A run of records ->
------------------------------

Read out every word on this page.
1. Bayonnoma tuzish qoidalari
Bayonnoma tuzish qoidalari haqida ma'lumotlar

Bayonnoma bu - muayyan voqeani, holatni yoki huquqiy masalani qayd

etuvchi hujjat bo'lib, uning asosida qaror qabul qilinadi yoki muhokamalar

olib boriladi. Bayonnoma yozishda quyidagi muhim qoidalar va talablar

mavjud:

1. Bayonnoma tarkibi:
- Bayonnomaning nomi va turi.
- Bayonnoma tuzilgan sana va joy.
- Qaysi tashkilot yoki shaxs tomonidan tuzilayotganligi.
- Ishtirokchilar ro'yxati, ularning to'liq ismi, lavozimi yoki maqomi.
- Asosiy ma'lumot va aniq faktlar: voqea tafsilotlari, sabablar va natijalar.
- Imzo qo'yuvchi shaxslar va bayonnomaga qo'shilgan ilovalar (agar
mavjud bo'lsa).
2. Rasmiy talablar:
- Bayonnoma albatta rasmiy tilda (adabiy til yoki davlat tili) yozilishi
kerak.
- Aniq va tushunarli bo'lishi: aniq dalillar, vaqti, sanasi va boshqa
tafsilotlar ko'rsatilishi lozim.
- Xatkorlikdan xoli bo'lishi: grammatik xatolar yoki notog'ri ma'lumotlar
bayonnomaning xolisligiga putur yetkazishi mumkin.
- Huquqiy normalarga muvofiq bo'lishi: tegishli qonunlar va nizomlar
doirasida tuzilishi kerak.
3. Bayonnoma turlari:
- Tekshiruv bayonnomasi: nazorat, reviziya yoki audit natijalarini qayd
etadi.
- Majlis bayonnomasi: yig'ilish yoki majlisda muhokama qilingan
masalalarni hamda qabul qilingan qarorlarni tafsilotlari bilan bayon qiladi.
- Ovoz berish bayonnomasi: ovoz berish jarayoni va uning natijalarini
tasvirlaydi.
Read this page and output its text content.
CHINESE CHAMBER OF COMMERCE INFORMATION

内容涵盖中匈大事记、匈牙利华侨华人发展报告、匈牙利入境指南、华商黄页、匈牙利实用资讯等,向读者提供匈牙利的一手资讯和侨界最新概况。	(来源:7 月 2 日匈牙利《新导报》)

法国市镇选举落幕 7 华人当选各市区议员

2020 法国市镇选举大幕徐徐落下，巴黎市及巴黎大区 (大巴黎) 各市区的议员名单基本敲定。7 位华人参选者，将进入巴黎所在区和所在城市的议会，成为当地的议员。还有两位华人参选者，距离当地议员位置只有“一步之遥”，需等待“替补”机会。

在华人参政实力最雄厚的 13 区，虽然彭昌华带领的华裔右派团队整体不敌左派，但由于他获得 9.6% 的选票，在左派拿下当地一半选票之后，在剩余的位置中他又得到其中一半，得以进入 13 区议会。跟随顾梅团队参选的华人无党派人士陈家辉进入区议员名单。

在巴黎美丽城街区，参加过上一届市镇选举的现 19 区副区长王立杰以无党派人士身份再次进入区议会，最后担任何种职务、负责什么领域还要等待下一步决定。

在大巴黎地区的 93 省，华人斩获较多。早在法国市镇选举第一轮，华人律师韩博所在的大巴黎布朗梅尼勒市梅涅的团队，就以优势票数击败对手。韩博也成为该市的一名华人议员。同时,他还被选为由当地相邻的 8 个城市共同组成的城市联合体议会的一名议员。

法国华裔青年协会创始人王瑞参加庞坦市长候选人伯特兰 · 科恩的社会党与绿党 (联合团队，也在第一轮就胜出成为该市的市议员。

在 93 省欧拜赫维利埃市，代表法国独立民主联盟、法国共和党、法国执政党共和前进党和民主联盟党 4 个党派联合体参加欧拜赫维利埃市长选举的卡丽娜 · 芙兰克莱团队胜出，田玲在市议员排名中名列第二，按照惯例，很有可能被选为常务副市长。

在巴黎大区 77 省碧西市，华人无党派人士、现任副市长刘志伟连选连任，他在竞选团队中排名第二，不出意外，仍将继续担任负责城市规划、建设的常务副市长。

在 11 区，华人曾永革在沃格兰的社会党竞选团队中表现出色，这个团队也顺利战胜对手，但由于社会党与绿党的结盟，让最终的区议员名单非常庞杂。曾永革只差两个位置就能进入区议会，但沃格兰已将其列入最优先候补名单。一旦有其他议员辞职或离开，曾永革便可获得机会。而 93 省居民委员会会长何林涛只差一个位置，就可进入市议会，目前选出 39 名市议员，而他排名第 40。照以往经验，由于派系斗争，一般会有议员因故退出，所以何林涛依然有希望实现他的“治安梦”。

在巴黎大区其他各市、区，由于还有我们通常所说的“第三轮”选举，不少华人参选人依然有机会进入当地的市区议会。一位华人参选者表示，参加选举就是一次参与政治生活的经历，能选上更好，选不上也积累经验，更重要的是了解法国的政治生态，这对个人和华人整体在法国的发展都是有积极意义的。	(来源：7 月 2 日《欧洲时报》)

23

------------------------------

WRITTEN INSTRUCTION -> All of the data needs to be printed once more, exactly.

PROBLEM SOLUTION ->
Read out every word on this page.
1. Bayonnoma tuzish qoidalari
Bayonnoma tuzish qoidalari haqida ma'lumotlar

Bayonnoma bu - muayyan voqeani, holatni yoki huquqiy masalani qayd

etuvchi hujjat bo'lib, uning asosida qaror qabul qilinadi yoki muhokamalar

olib boriladi. Bayonnoma yozishda quyidagi muhim qoidalar va talablar

mavjud:

1. Bayonnoma tarkibi:
- Bayonnomaning nomi va turi.
- Bayonnoma tuzilgan sana va joy.
- Qaysi tashkilot yoki shaxs tomonidan tuzilayotganligi.
- Ishtirokchilar ro'yxati, ularning to'liq ismi, lavozimi yoki maqomi.
- Asosiy ma'lumot va aniq faktlar: voqea tafsilotlari, sabablar va natijalar.
- Imzo qo'yuvchi shaxslar va bayonnomaga qo'shilgan ilovalar (agar
mavjud bo'lsa).
2. Rasmiy talablar:
- Bayonnoma albatta rasmiy tilda (adabiy til yoki davlat tili) yozilishi
kerak.
- Aniq va tushunarli bo'lishi: aniq dalillar, vaqti, sanasi va boshqa
tafsilotlar ko'rsatilishi lozim.
- Xatkorlikdan xoli bo'lishi: grammatik xatolar yoki notog'ri ma'lumotlar
bayonnomaning xolisligiga putur yetkazishi mumkin.
- Huquqiy normalarga muvofiq bo'lishi: tegishli qonunlar va nizomlar
doirasida tuzilishi kerak.
3. Bayonnoma turlari:
- Tekshiruv bayonnomasi: nazorat, reviziya yoki audit natijalarini qayd
etadi.
- Majlis bayonnomasi: yig'ilish yoki majlisda muhokama qilingan
masalalarni hamda qabul qilingan qarorlarni tafsilotlari bilan bayon qiladi.
- Ovoz berish bayonnomasi: ovoz berish jarayoni va uning natijalarini
tasvirlaydi.
Read this page and output its text content.
CHINESE CHAMBER OF COMMERCE INFORMATION

内容涵盖中匈大事记、匈牙利华侨华人发展报告、匈牙利入境指南、华商黄页、匈牙利实用资讯等,向读者提供匈牙利的一手资讯和侨界最新概况。	(来源:7 月 2 日匈牙利《新导报》)

法国市镇选举落幕 7 华人当选各市区议员

2020 法国市镇选举大幕徐徐落下，巴黎市及巴黎大区 (大巴黎) 各市区的议员名单基本敲定。7 位华人参选者，将进入巴黎所在区和所在城市的议会，成为当地的议员。还有两位华人参选者，距离当地议员位置只有“一步之遥”，需等待“替补”机会。

在华人参政实力最雄厚的 13 区，虽然彭昌华带领的华裔右派团队整体不敌左派，但由于他获得 9.6% 的选票，在左派拿下当地一半选票之后，在剩余的位置中他又得到其中一半，得以进入 13 区议会。跟随顾梅团队参选的华人无党派人士陈家辉进入区议员名单。

在巴黎美丽城街区，参加过上一届市镇选举的现 19 区副区长王立杰以无党派人士身份再次进入区议会，最后担任何种职务、负责什么领域还要等待下一步决定。

在大巴黎地区的 93 省，华人斩获较多。早在法国市镇选举第一轮，华人律师韩博所在的大巴黎布朗梅尼勒市梅涅的团队，就以优势票数击败对手。韩博也成为该市的一名华人议员。同时,他还被选为由当地相邻的 8 个城市共同组成的城市联合体议会的一名议员。

法国华裔青年协会创始人王瑞参加庞坦市长候选人伯特兰 · 科恩的社会党与绿党 (联合团队，也在第一轮就胜出成为该市的市议员。

在 93 省欧拜赫维利埃市，代表法国独立民主联盟、法国共和党、法国执政党共和前进党和民主联盟党 4 个党派联合体参加欧拜赫维利埃市长选举的卡丽娜 · 芙兰克莱团队胜出，田玲在市议员排名中名列第二，按照惯例，很有可能被选为常务副市长。

在巴黎大区 77 省碧西市，华人无党派人士、现任副市长刘志伟连选连任，他在竞选团队中排名第二，不出意外，仍将继续担任负责城市规划、建设的常务副市长。

在 11 区，华人曾永革在沃格兰的社会党竞选团队中表现出色，这个团队也顺利战胜对手，但由于社会党与绿党的结盟，让最终的区议员名单非常庞杂。曾永革只差两个位置就能进入区议会，但沃格兰已将其列入最优先候补名单。一旦有其他议员辞职或离开，曾永革便可获得机会。而 93 省居民委员会会长何林涛只差一个位置，就可进入市议会，目前选出 39 名市议员，而他排名第 40。照以往经验，由于派系斗争，一般会有议员因故退出，所以何林涛依然有希望实现他的“治安梦”。

在巴黎大区其他各市、区，由于还有我们通常所说的“第三轮”选举，不少华人参选人依然有机会进入当地的市区议会。一位华人参选者表示，参加选举就是一次参与政治生活的经历，能选上更好，选不上也积累经验，更重要的是了解法国的政治生态，这对个人和华人整体在法国的发展都是有积极意义的。	(来源：7 月 2 日《欧洲时报》)

23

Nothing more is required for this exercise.